Stored records -
______________________________
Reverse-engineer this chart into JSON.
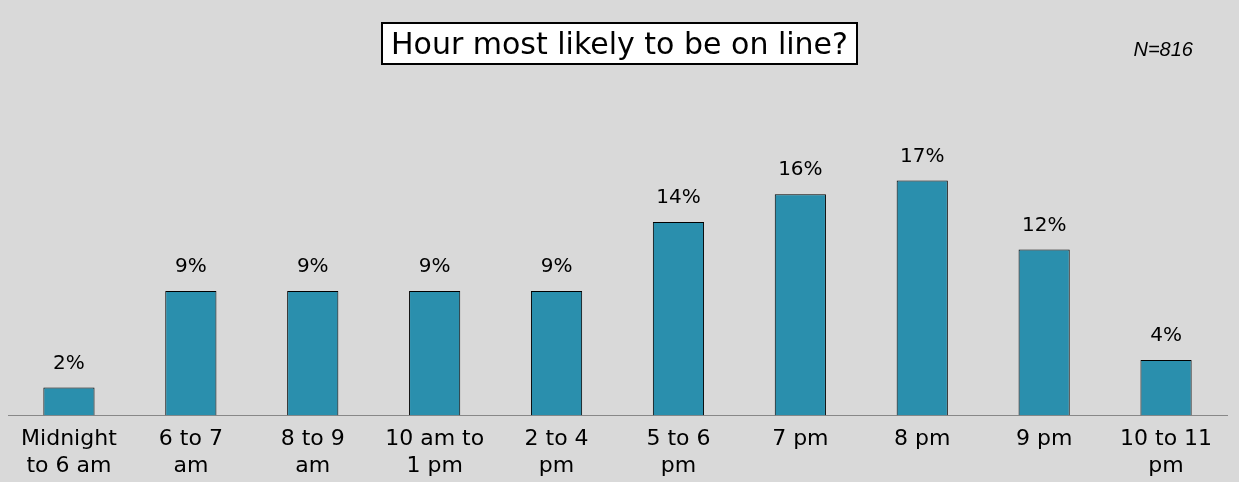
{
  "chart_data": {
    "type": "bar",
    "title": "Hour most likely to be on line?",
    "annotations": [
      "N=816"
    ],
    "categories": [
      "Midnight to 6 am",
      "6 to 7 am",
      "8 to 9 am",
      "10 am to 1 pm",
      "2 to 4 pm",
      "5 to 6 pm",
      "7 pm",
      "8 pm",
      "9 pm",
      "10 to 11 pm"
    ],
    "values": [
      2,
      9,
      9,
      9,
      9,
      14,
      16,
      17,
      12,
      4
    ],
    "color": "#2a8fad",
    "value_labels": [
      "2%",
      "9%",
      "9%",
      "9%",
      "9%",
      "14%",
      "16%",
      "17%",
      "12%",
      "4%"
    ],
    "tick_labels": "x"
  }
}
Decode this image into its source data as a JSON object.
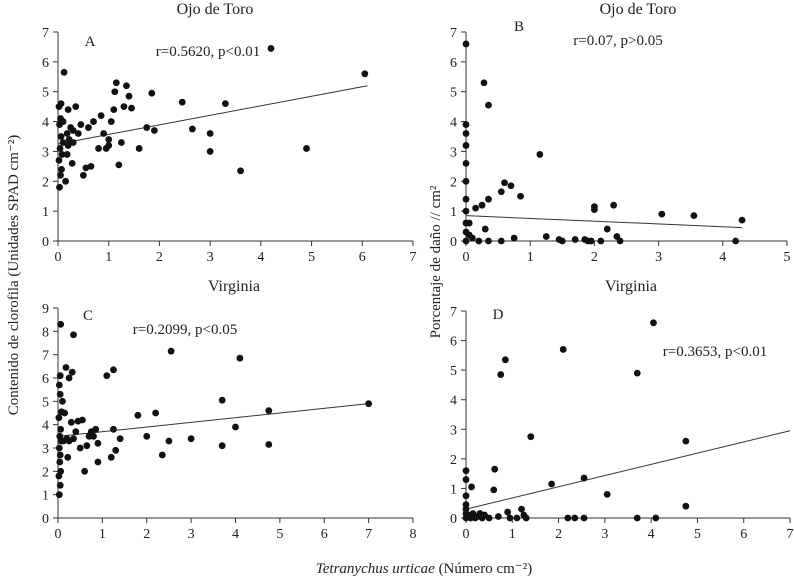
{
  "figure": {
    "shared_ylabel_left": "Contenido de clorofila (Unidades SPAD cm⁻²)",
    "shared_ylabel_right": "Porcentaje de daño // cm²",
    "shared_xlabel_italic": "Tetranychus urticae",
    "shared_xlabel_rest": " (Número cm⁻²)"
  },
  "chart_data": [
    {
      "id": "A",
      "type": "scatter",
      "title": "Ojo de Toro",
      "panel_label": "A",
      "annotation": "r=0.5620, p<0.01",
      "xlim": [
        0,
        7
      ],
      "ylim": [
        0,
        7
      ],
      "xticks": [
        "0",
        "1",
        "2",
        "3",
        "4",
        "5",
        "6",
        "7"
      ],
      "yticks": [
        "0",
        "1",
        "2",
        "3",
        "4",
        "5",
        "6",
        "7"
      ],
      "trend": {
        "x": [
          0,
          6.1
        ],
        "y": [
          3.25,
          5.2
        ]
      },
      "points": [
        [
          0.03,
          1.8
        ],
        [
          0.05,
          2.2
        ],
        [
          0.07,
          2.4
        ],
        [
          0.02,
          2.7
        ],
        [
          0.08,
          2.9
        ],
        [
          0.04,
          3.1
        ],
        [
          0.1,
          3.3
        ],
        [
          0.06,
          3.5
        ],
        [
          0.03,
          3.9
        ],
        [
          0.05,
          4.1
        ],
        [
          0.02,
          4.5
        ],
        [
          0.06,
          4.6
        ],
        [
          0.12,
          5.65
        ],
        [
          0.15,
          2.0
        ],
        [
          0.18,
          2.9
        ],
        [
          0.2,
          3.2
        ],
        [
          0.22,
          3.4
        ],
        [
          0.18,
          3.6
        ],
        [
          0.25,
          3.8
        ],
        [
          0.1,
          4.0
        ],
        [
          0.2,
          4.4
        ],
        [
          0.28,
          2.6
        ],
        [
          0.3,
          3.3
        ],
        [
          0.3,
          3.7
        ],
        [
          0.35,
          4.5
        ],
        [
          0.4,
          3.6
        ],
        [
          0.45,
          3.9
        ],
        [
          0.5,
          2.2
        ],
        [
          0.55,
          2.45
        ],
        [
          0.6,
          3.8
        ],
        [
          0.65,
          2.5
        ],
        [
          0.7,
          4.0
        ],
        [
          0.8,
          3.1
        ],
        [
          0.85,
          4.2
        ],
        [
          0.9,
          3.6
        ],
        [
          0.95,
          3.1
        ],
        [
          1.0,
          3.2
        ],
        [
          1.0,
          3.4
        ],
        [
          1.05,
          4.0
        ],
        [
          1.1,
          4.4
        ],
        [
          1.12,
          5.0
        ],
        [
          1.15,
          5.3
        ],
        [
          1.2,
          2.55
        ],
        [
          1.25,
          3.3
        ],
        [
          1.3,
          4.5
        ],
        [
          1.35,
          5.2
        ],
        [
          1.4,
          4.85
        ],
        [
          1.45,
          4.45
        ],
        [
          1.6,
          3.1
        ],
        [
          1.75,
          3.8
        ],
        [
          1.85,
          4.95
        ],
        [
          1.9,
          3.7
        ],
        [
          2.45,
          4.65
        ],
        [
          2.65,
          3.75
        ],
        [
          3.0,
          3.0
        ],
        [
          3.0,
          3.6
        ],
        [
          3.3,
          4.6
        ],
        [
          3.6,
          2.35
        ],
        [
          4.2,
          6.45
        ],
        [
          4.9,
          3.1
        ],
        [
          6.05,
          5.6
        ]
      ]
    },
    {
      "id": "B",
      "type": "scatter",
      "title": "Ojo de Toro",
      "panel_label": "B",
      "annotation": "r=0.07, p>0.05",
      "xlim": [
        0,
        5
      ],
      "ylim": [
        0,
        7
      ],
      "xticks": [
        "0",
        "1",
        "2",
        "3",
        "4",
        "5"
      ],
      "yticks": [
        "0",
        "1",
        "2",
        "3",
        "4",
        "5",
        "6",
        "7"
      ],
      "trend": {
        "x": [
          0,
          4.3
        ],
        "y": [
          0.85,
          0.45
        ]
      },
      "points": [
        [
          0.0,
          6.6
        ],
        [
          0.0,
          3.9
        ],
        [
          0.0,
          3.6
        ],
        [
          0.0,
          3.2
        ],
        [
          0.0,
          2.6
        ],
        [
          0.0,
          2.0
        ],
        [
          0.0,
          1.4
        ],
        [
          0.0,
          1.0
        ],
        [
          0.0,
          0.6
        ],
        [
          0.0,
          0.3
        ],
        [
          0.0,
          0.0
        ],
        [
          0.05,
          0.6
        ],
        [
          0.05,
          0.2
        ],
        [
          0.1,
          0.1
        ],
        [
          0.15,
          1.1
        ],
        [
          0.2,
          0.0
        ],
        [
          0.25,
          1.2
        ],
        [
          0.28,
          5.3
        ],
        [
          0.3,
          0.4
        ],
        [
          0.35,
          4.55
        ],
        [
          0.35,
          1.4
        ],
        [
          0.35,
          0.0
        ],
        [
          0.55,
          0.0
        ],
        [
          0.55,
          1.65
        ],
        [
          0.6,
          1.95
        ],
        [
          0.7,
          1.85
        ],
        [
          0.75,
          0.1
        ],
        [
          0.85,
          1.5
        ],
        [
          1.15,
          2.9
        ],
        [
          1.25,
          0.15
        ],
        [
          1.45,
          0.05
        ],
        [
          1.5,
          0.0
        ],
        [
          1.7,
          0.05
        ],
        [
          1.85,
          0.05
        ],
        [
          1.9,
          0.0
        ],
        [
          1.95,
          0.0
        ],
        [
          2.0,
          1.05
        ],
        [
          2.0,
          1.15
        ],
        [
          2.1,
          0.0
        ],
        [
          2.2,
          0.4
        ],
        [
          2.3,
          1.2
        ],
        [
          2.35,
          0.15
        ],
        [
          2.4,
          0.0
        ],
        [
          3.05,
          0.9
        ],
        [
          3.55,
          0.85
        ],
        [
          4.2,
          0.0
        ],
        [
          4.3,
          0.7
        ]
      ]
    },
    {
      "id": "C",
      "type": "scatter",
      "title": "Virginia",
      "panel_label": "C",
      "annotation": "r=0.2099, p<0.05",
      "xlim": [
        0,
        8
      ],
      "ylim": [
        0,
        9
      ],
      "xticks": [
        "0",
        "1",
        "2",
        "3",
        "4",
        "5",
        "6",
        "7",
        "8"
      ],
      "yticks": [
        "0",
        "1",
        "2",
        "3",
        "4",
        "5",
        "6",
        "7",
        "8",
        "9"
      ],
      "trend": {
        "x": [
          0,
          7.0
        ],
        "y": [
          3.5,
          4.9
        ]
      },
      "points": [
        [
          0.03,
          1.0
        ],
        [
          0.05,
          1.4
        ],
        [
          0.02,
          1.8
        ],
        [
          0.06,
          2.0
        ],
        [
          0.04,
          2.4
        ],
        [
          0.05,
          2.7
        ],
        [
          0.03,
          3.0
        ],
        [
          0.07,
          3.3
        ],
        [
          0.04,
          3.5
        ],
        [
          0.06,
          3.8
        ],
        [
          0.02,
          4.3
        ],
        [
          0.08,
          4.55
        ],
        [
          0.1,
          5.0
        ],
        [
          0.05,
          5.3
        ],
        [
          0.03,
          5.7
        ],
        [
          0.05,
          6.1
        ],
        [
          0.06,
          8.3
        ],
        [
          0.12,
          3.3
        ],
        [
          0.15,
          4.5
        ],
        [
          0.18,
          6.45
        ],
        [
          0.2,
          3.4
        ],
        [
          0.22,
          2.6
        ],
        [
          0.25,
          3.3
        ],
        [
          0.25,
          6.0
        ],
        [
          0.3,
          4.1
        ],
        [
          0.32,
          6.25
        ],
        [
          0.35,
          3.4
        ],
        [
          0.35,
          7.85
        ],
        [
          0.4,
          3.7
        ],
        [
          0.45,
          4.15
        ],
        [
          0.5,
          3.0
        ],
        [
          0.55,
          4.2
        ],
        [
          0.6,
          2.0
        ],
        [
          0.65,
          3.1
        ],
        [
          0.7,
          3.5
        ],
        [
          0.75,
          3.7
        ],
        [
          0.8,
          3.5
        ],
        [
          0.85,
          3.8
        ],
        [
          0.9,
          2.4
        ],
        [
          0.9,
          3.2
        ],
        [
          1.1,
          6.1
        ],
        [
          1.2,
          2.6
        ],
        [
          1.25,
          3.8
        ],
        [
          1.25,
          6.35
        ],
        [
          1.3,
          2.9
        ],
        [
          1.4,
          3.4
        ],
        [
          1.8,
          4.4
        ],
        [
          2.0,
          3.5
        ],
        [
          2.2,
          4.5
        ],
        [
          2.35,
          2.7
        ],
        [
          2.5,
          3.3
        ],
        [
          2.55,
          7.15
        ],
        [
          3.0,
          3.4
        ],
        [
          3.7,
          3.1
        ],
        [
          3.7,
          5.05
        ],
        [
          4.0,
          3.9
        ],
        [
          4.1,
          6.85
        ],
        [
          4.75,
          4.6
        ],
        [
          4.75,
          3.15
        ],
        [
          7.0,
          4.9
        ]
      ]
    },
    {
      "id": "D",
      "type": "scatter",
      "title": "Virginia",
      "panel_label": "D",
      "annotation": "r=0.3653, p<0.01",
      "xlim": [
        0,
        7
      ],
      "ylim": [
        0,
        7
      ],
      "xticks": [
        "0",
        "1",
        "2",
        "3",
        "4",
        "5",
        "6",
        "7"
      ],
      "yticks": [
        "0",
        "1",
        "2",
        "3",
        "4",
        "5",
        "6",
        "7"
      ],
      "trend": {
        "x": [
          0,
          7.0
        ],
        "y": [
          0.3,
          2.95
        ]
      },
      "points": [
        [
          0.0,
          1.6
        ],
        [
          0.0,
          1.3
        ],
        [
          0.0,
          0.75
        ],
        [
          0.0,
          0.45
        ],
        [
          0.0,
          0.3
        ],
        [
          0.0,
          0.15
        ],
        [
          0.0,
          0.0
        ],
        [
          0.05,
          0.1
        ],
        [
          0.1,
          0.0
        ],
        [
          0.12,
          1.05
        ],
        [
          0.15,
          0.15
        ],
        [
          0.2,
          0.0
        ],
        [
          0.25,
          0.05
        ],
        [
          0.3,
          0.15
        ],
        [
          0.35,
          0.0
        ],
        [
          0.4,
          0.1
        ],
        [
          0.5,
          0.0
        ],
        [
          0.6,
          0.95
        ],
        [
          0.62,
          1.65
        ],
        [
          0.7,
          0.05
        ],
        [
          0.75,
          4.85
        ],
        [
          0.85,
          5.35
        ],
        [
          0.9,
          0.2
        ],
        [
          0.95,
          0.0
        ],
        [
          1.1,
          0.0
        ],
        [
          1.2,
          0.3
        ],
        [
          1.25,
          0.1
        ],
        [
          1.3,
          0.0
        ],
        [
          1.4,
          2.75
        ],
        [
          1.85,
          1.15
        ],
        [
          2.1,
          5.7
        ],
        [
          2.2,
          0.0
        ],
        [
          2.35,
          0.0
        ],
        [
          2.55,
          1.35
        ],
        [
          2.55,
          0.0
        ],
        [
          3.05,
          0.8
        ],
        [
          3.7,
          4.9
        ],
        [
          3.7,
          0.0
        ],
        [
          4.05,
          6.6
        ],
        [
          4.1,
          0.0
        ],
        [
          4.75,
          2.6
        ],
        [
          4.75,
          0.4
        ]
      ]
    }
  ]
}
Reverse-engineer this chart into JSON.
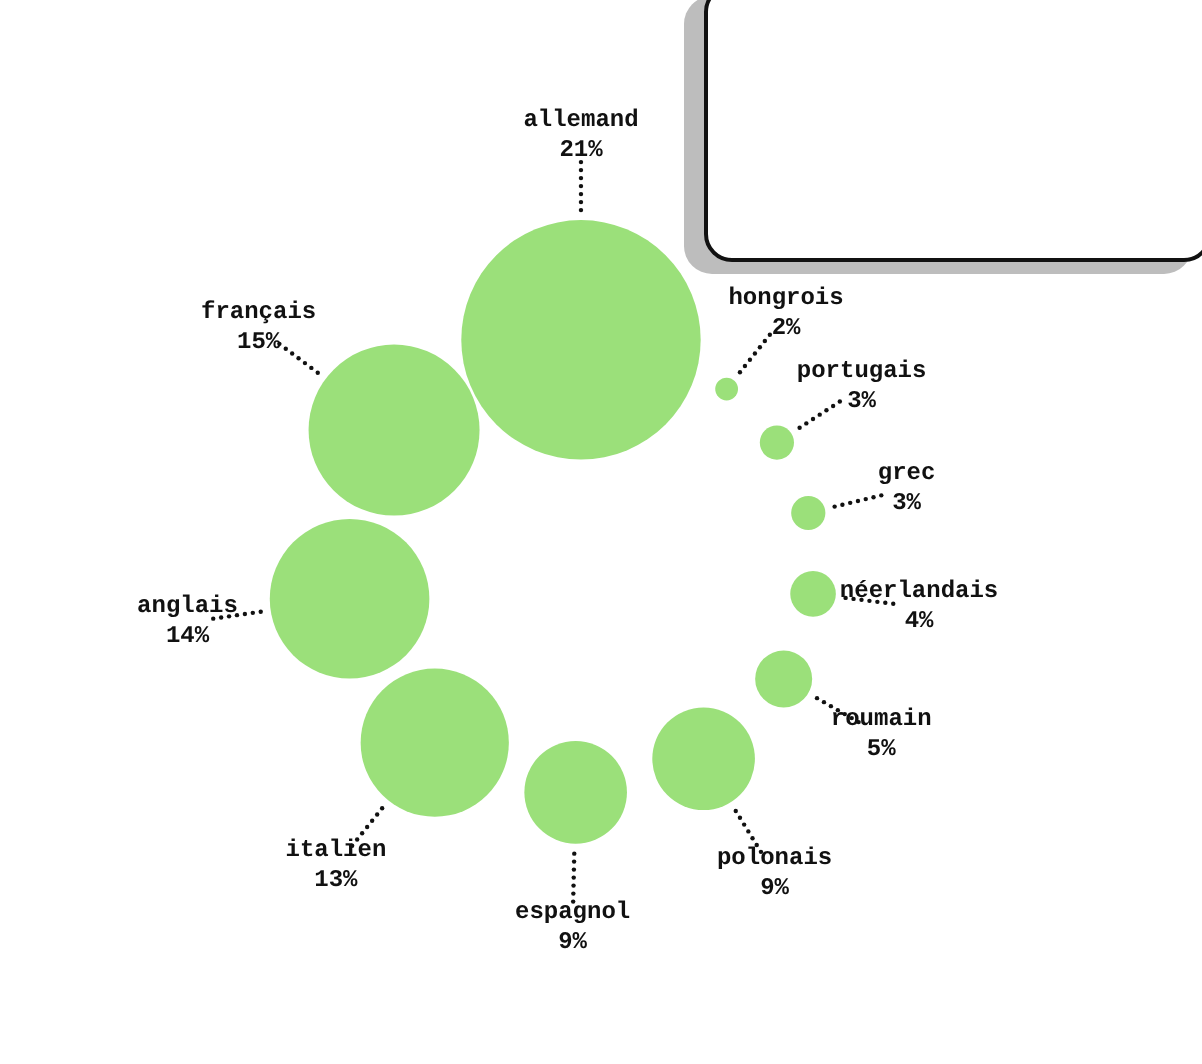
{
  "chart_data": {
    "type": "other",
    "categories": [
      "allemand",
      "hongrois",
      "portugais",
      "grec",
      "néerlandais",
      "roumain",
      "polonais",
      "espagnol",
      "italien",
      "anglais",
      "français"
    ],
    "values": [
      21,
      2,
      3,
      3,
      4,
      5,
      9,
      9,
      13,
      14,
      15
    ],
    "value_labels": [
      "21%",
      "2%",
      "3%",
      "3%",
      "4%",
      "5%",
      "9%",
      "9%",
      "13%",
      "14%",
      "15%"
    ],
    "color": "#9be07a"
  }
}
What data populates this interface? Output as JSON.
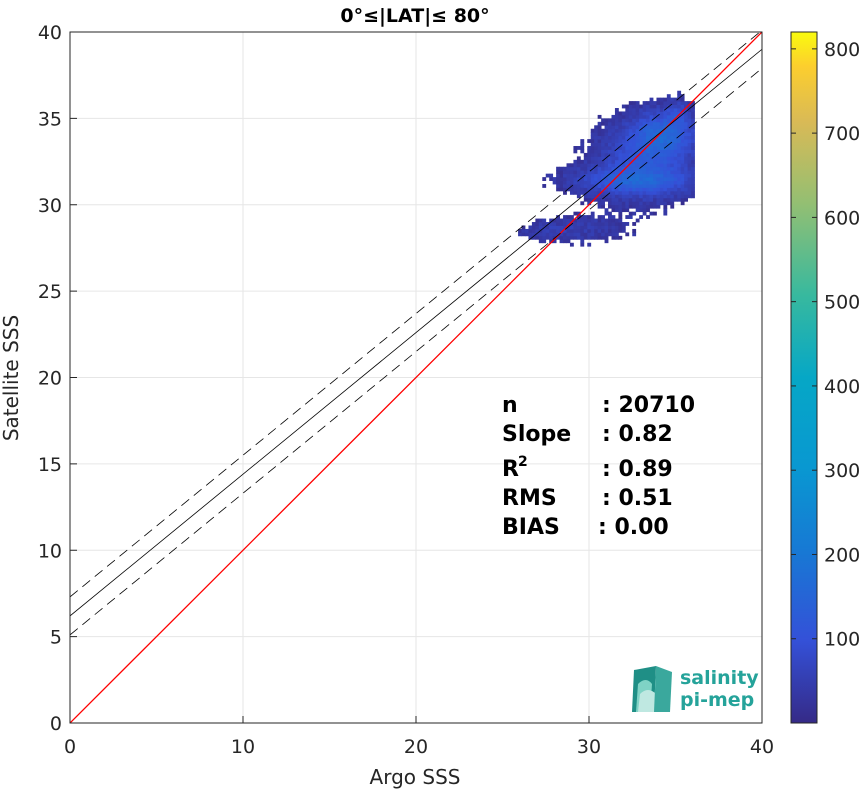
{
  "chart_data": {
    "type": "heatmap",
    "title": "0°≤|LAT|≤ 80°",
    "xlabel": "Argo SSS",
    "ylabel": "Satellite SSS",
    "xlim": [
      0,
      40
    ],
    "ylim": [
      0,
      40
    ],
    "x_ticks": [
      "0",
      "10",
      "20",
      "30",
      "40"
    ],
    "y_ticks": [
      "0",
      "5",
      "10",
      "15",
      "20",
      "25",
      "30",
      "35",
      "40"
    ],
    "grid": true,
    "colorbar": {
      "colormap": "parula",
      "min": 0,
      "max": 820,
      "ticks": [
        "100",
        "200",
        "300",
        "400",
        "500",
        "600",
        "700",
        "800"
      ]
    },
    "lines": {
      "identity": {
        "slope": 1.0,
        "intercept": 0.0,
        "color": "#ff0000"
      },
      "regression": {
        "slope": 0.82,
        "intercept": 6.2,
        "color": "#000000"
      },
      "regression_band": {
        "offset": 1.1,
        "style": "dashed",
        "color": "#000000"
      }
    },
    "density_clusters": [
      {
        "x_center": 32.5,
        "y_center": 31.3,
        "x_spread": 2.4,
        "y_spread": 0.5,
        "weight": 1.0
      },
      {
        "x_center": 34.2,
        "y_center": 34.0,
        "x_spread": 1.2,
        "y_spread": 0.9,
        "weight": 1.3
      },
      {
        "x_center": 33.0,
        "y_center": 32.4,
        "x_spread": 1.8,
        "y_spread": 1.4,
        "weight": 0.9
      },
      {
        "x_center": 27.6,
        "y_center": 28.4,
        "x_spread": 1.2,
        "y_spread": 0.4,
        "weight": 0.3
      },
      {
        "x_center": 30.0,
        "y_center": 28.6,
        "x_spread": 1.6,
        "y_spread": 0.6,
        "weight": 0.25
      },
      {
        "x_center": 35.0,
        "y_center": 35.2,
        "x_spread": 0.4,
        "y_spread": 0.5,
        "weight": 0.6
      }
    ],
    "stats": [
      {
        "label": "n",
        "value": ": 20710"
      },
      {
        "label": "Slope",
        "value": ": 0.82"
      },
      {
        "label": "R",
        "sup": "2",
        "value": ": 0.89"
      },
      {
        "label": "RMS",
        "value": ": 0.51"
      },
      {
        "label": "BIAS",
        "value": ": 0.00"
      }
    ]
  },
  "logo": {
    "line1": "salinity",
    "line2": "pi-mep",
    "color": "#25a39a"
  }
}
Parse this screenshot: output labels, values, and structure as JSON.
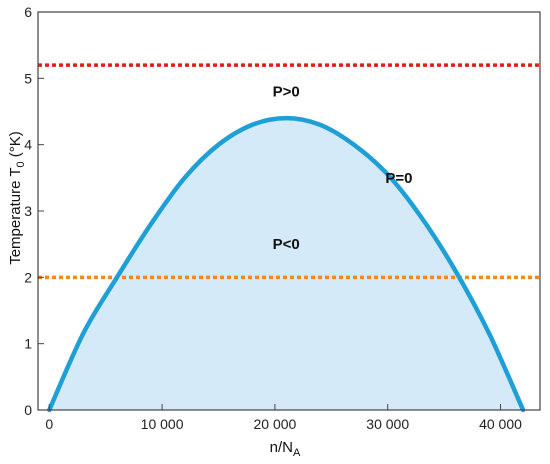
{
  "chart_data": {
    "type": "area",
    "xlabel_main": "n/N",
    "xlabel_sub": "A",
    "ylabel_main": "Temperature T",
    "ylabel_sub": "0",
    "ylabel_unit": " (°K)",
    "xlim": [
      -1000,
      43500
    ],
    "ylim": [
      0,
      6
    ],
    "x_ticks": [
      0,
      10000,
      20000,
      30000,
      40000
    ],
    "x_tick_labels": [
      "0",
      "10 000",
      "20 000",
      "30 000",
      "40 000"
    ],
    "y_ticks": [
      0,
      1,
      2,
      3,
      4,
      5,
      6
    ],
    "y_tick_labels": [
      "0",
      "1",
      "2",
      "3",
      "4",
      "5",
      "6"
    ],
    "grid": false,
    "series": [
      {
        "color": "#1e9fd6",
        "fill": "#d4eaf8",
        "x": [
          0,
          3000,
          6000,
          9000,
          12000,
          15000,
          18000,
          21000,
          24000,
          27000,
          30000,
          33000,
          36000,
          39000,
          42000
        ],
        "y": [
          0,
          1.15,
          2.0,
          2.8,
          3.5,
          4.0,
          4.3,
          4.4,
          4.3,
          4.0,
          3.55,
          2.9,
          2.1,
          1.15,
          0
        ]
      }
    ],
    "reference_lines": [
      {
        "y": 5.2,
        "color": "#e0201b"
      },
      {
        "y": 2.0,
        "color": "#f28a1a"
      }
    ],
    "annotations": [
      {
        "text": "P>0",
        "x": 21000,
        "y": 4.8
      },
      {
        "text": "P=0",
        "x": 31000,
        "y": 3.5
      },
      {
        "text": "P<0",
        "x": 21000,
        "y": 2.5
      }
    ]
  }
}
______________________________
Request -
In the entries above, find each line with the word "this" and show it.

Output of the exercise -
Reverse-engineer this chart into JSON.
Decode this image into its source data as a JSON object.
Reverse-engineer this chart into JSON.
What data populates this interface? Output as JSON.
Parse this screenshot: output labels, values, and structure as JSON.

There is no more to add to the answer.